Figure record extracts

• • • • • • •

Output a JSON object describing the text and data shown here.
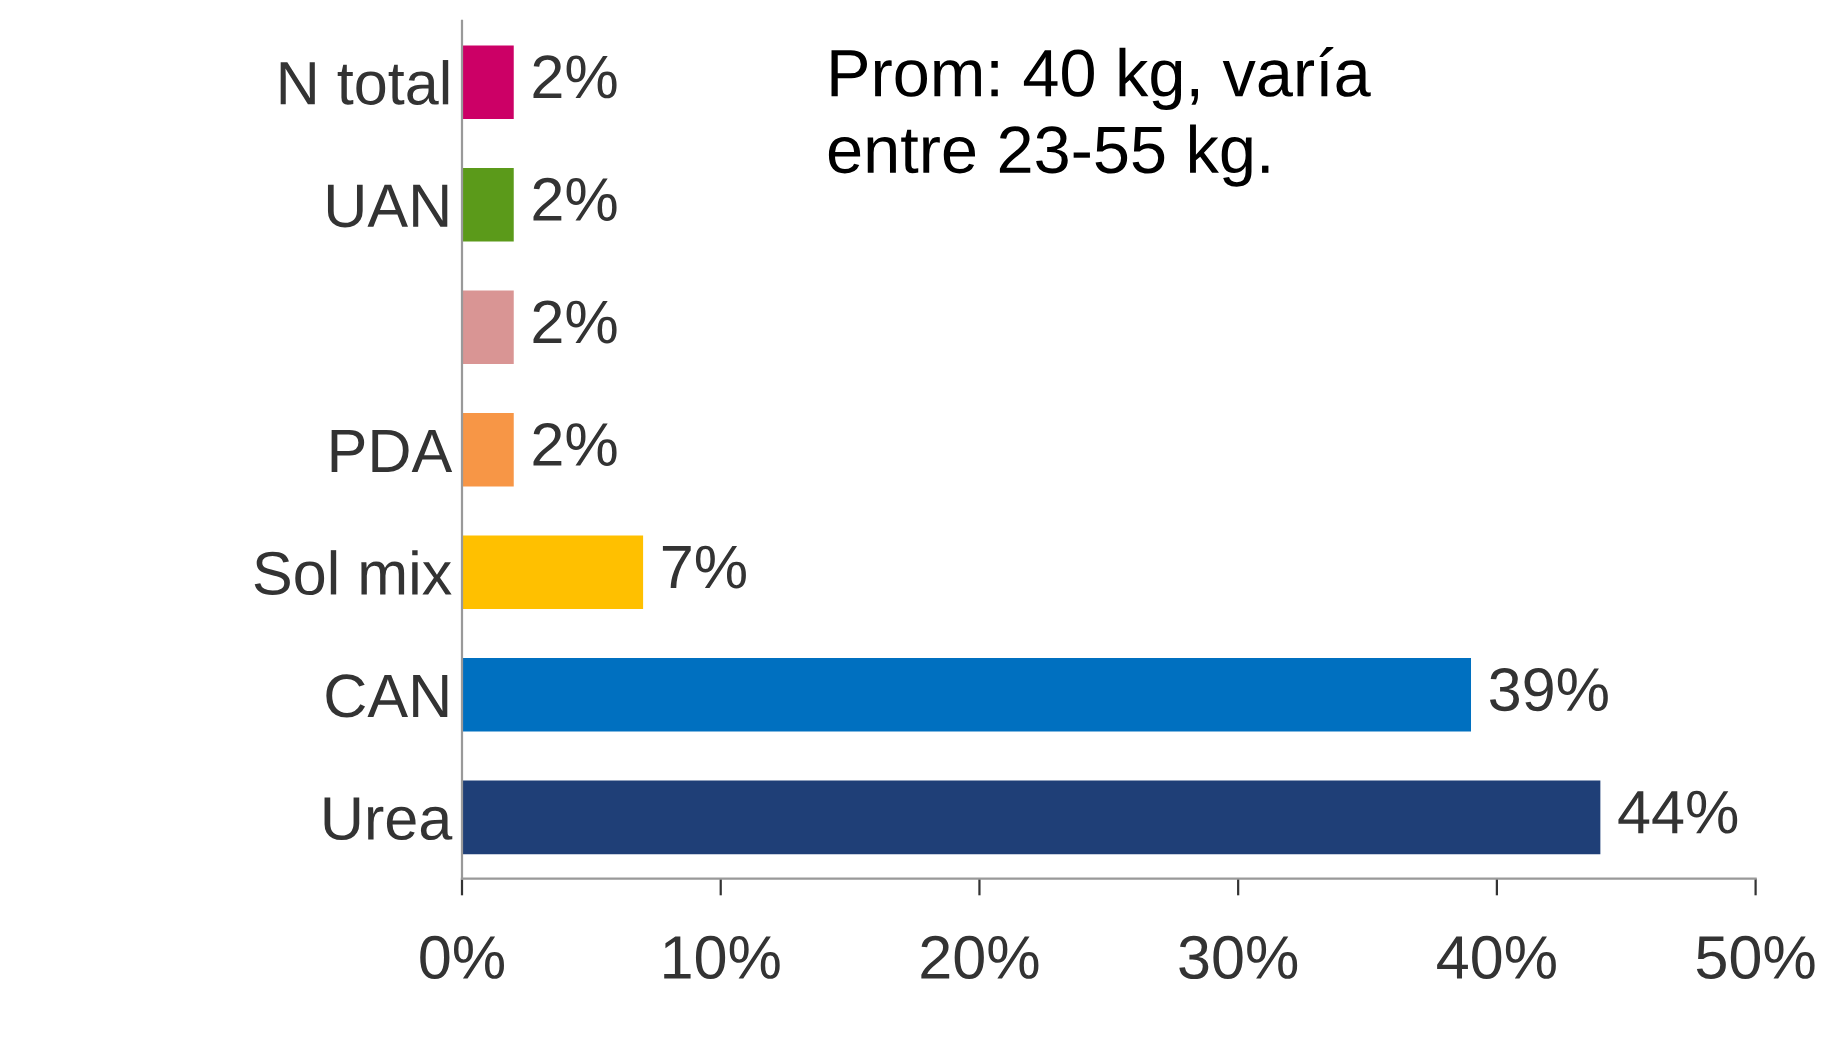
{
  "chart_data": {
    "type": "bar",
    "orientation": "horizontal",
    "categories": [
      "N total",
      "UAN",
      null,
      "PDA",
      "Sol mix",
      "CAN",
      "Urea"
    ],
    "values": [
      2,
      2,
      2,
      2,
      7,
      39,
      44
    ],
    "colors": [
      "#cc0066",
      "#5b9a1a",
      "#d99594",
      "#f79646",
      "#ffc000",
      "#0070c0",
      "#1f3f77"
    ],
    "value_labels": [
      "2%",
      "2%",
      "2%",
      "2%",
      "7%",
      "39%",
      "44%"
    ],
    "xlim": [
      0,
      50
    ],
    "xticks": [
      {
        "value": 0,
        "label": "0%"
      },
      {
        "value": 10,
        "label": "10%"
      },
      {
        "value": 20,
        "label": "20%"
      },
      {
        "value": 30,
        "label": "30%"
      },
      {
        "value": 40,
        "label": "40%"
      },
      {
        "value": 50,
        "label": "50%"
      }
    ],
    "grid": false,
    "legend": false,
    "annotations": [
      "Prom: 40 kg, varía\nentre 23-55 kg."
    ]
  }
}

• • • • • • •

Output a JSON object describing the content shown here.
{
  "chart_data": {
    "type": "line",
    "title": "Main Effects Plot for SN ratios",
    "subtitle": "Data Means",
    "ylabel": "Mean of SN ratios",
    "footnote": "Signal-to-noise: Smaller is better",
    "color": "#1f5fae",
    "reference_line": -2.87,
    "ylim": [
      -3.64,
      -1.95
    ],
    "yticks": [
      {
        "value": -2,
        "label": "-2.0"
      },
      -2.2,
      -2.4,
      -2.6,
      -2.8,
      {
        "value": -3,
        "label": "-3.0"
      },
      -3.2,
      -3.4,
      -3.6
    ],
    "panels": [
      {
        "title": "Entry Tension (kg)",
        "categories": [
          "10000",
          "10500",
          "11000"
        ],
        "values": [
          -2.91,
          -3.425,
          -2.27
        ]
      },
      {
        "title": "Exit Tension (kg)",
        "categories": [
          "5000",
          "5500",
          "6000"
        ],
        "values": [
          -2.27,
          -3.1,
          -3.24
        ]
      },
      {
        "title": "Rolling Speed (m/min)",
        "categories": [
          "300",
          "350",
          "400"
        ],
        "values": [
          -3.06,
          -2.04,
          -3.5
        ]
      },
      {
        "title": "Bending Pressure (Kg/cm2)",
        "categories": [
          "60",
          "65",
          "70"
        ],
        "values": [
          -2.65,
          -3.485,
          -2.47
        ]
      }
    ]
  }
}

• • • • • • •

--- EXERCISE INSTRUCTIONS ---
The word "describing" may turn up on some lines of these records; say how many, with no other words.

--- RESULT OF THE EXERCISE ---
2